Exercise requirements: Work out how many lines of the material below mention the word "Mechanical"; reply with the number only.
___ Data excerpts
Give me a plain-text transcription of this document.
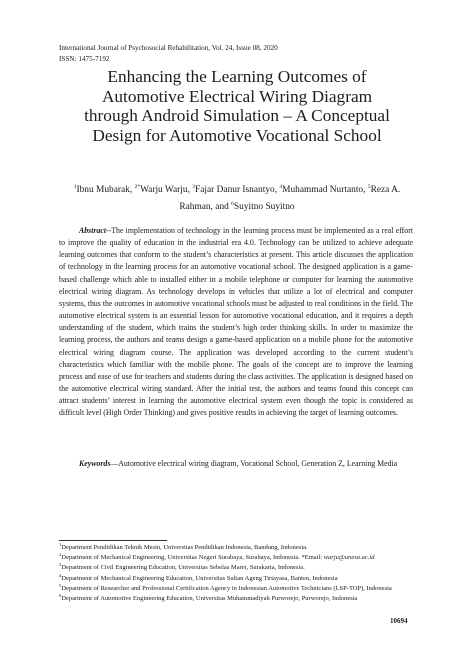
International Journal of Psychosocial Rehabilitation, Vol. 24, Issue 08, 2020
ISSN: 1475-7192
Enhancing the Learning Outcomes of
Automotive Electrical Wiring Diagram
through Android Simulation – A Conceptual
Design for Automotive Vocational School
$^1$Ibnu Mubarak, $^{2*}$Warju Warju, $^3$Fajar Danur Isnantyo, $^4$Muhammad Nurtanto, $^5$Reza A. Rahman, and $^6$Suyitno Suyitno
Abstract--The implementation of technology in the learning process must be implemented as a real effort to improve the quality of education in the industrial era 4.0. Technology can be utilized to achieve adequate learning outcomes that conform to the student’s characteristics at present. This article discusses the application of technology in the learning process for an automotive vocational school. The designed application is a game-based challenge which able to installed either in a mobile telephone or computer for learning the automotive electrical wiring diagram. As technology develops in vehicles that utilize a lot of electrical and computer systems, thus the outcomes in automotive vocational schools must be adjusted to real conditions in the field. The automotive electrical system is an essential lesson for automotive vocational education, and it requires a depth understanding of the student, which trains the student’s high order thinking skills. In order to maximize the learning process, the authors and teams design a game-based application on a mobile phone for the automotive electrical wiring diagram course. The application was developed according to the current student’s characteristics which familiar with the mobile phone. The goals of the concept are to improve the learning process and ease of use for teachers and students during the class activities. The application is designed based on the automotive electrical wiring standard. After the initial test, the authors and teams found this concept can attract students’ interest in learning the automotive electrical system even though the topic is considered as difficult level (High Order Thinking) and gives positive results in achieving the target of learning outcomes.
Keywords—Automotive electrical wiring diagram, Vocational School, Generation Z, Learning Media
$^1$Department Pendidikan Teknik Mesin, Universitas Pendidikan Indonesia, Bandung, Indonesia.
$^2$Department of Mechanical Engineering, Universitas Negeri Surabaya, Surabaya, Indonesia. *Email: warju@unesa.ac.id
$^3$Department of Civil Engineering Education, Universitas Sebelas Maret, Surakarta, Indonesia.
$^4$Department of Mechanical Engineering Education, Universitas Sultan Ageng Tirtayasa, Banten, Indonesia
$^5$Department of Researcher and Professional Certification Agency in Indonesian Automotive Technicians (LSP-TOP), Indonesia
$^6$Department of Automotive Engineering Education, Universitas Muhammadiyah Purworejo, Purworejo, Indonesia
10694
______
The answer: 2